╭─ Dataset extract
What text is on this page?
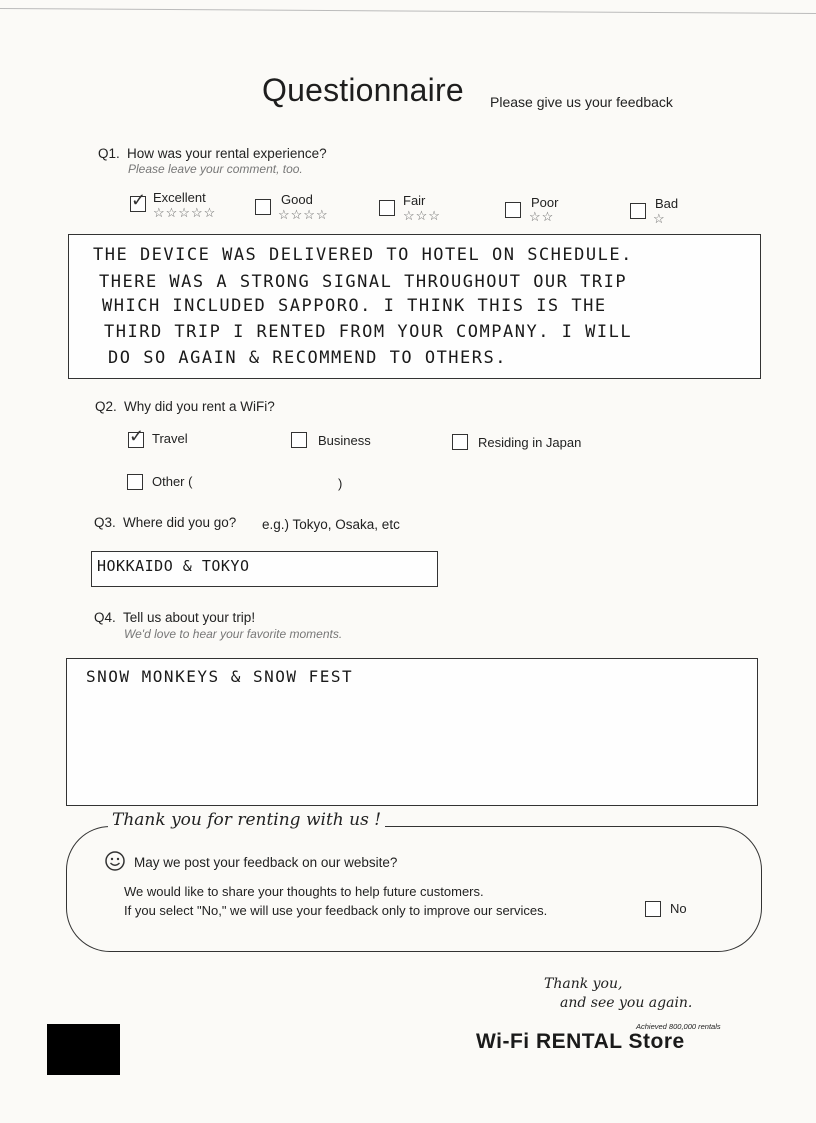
Questionnaire Please give us your feedback
Q1. How was your rental experience?
Please leave your comment, too.
✓ Excellent
☆☆☆☆☆
Good
☆☆☆☆
Fair
☆☆☆
Poor
☆☆
Bad
☆
THE DEVICE WAS DELIVERED TO HOTEL ON SCHEDULE.
THERE WAS A STRONG SIGNAL THROUGHOUT OUR TRIP
WHICH INCLUDED SAPPORO. I THINK THIS IS THE
THIRD TRIP I RENTED FROM YOUR COMPANY. I WILL
DO SO AGAIN & RECOMMEND TO OTHERS.
Q2. Why did you rent a WiFi?
✓ Travel	Business	Residing in Japan
Other (	)
Q3. Where did you go? e.g.) Tokyo, Osaka, etc
HOKKAIDO & TOKYO
Q4. Tell us about your trip!
We'd love to hear your favorite moments.
SNOW MONKEYS & SNOW FEST
Thank you for renting with us !
May we post your feedback on our website?
We would like to share your thoughts to help future customers.
If you select "No," we will use your feedback only to improve our services.	No
Thank you,
and see you again.
Achieved 800,000 rentals
Wi-Fi RENTAL Store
╰─
Reproduce the whole listing word for word, setting aside any pictures.

What text is on this page?
Questionnaire Please give us your feedback
Q1. How was your rental experience?
Please leave your comment, too.
✓ Excellent
☆☆☆☆☆
Good
☆☆☆☆
Fair
☆☆☆
Poor
☆☆
Bad
☆
THE DEVICE WAS DELIVERED TO HOTEL ON SCHEDULE.
THERE WAS A STRONG SIGNAL THROUGHOUT OUR TRIP
WHICH INCLUDED SAPPORO. I THINK THIS IS THE
THIRD TRIP I RENTED FROM YOUR COMPANY. I WILL
DO SO AGAIN & RECOMMEND TO OTHERS.
Q2. Why did you rent a WiFi?
✓ Travel	Business	Residing in Japan
Other (	)
Q3. Where did you go? e.g.) Tokyo, Osaka, etc
HOKKAIDO & TOKYO
Q4. Tell us about your trip!
We'd love to hear your favorite moments.
SNOW MONKEYS & SNOW FEST
Thank you for renting with us !
May we post your feedback on our website?
We would like to share your thoughts to help future customers.
If you select "No," we will use your feedback only to improve our services.	No
Thank you,
and see you again.
Achieved 800,000 rentals
Wi-Fi RENTAL Store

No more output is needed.